▶ **WORK TO BE COMPLETED**
Filter the entries that follow, copying every line in which the word "value" appears.

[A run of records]
━━━━━━━━━━━━━━━━━━━━━━━━━━━━━━
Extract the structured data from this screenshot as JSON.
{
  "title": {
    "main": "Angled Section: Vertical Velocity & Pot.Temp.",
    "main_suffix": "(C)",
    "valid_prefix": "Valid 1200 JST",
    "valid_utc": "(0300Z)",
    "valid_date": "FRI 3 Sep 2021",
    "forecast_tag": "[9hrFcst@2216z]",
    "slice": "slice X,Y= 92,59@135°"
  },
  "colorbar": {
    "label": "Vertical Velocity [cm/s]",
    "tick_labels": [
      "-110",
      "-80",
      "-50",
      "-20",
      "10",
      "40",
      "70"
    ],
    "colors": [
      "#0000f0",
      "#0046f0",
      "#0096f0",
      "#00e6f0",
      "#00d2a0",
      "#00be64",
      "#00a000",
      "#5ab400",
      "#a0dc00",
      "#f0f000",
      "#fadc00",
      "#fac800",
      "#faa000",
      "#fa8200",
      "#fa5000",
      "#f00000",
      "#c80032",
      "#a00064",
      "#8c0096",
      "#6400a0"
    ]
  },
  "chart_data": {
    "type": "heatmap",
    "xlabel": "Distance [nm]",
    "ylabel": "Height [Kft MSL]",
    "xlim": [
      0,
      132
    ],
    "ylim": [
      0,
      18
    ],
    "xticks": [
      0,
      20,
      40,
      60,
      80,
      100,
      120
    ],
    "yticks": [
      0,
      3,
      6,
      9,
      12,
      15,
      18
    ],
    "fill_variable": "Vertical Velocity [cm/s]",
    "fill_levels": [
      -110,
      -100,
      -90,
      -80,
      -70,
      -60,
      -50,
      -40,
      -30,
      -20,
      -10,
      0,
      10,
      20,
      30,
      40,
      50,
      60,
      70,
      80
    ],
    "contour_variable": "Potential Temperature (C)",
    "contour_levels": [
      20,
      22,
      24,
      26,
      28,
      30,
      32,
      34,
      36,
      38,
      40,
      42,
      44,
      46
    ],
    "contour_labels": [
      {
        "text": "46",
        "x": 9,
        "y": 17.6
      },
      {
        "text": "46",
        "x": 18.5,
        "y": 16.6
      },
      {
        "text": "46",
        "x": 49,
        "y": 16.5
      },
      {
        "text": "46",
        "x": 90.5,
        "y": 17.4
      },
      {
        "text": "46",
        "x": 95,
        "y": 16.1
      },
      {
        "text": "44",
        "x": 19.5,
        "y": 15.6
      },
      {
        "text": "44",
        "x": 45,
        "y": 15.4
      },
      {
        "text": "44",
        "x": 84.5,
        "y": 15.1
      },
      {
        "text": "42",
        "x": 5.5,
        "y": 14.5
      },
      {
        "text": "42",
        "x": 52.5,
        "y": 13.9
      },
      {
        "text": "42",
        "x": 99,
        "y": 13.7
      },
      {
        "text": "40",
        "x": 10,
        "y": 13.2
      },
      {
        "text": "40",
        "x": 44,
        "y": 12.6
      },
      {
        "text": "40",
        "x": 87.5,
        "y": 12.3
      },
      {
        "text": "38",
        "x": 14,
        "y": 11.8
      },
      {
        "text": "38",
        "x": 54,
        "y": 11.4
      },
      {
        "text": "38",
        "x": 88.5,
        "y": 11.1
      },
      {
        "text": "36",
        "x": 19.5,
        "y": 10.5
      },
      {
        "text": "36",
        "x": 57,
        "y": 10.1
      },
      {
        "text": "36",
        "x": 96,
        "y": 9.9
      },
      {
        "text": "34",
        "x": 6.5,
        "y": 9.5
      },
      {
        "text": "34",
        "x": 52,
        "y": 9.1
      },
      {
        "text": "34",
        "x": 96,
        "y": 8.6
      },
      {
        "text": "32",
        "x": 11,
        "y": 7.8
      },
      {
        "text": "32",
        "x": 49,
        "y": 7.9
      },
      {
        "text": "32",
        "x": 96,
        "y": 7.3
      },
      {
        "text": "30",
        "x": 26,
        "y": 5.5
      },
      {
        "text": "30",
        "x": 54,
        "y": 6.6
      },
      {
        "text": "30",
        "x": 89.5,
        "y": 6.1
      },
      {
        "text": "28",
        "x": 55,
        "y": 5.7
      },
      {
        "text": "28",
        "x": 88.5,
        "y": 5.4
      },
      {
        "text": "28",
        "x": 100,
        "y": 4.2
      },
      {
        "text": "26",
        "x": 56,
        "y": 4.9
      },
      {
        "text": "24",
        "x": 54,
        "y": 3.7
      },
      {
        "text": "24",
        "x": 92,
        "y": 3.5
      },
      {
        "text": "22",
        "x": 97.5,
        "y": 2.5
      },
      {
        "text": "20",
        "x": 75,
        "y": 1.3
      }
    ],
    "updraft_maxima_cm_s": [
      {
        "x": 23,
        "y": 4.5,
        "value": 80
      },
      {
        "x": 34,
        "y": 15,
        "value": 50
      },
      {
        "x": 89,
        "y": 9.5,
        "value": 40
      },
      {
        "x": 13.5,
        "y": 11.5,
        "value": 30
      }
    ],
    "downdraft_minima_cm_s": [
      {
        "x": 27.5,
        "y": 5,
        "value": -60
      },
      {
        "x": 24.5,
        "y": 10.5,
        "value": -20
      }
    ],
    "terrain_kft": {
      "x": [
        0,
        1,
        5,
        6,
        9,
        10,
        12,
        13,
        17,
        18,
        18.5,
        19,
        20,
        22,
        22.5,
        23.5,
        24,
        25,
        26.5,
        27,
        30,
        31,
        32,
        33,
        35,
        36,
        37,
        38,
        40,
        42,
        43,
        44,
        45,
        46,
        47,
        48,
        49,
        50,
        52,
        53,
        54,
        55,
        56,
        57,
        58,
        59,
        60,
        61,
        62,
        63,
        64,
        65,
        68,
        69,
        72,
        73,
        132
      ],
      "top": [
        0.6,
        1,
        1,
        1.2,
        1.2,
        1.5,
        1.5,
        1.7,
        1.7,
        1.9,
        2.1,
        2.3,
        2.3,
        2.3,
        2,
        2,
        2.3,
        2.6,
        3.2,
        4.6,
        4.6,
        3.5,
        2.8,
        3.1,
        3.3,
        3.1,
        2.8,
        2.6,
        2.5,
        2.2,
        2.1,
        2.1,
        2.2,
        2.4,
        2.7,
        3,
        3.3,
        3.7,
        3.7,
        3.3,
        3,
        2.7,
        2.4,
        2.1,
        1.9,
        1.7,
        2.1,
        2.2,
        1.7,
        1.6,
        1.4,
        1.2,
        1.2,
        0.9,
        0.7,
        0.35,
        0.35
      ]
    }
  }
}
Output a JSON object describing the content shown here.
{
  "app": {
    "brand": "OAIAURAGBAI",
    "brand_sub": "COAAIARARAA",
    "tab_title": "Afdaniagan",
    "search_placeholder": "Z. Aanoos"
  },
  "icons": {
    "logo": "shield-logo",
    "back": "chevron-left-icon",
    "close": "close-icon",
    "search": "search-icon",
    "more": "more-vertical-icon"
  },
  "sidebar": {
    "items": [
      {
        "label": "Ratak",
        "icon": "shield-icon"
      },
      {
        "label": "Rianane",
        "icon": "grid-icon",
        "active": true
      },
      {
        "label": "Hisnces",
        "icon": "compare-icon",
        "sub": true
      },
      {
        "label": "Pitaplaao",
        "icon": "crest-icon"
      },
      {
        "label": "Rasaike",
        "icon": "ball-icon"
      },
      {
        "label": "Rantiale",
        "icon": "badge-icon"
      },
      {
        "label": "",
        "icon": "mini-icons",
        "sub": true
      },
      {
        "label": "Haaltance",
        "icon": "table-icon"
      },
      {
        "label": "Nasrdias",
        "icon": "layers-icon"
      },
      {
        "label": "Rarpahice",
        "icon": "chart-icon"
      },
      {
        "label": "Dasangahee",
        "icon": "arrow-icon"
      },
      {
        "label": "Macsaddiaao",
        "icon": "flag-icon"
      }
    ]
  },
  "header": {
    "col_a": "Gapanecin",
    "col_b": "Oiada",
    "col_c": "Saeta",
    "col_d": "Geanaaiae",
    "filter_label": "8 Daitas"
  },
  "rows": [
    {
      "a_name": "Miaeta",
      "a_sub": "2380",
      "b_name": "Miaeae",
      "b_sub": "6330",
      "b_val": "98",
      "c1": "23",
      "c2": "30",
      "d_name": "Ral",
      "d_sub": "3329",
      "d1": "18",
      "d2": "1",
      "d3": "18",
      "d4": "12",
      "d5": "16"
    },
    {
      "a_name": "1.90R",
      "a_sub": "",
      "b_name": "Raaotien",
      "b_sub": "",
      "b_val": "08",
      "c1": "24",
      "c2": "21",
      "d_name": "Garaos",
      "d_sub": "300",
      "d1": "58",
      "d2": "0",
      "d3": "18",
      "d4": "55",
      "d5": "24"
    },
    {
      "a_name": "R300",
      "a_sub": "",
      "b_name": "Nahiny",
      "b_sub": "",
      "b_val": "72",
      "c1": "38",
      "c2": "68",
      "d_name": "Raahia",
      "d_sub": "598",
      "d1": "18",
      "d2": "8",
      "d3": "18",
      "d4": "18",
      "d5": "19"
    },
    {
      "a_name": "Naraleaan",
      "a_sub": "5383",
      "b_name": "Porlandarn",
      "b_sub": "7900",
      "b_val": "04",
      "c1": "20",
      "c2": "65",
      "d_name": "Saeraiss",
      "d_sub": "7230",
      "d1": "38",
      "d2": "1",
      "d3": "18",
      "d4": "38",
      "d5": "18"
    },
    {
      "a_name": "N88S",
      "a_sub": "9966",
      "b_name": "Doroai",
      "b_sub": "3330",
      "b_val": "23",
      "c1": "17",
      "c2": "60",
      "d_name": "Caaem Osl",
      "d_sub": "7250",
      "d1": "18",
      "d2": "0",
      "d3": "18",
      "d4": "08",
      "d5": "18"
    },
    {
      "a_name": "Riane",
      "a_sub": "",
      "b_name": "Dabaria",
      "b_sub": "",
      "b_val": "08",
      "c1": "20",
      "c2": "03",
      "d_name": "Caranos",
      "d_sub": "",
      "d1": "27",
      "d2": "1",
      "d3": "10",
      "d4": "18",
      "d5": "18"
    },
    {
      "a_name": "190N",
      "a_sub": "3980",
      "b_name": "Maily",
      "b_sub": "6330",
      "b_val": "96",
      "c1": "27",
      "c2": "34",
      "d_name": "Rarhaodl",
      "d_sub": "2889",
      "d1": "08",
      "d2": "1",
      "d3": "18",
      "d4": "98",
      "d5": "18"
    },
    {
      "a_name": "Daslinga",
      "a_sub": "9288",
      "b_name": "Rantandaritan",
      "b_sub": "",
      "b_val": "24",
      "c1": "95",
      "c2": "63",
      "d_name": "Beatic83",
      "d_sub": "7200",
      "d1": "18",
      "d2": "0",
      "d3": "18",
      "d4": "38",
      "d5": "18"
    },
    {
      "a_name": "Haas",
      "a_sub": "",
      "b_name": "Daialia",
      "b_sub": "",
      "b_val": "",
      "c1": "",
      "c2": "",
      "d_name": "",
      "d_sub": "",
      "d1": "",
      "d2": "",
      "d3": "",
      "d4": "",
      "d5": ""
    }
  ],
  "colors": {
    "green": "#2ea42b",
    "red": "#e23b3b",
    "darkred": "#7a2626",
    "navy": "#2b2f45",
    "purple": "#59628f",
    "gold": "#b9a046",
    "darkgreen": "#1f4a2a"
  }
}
━━━━━━━━━━━━━━━━━━━━━━━━━━━━━━
▶ **FINISHED ANSWER**
        "value": 80
        "value": 50
        "value": 40
        "value": 30
        "value": -60
        "value": -20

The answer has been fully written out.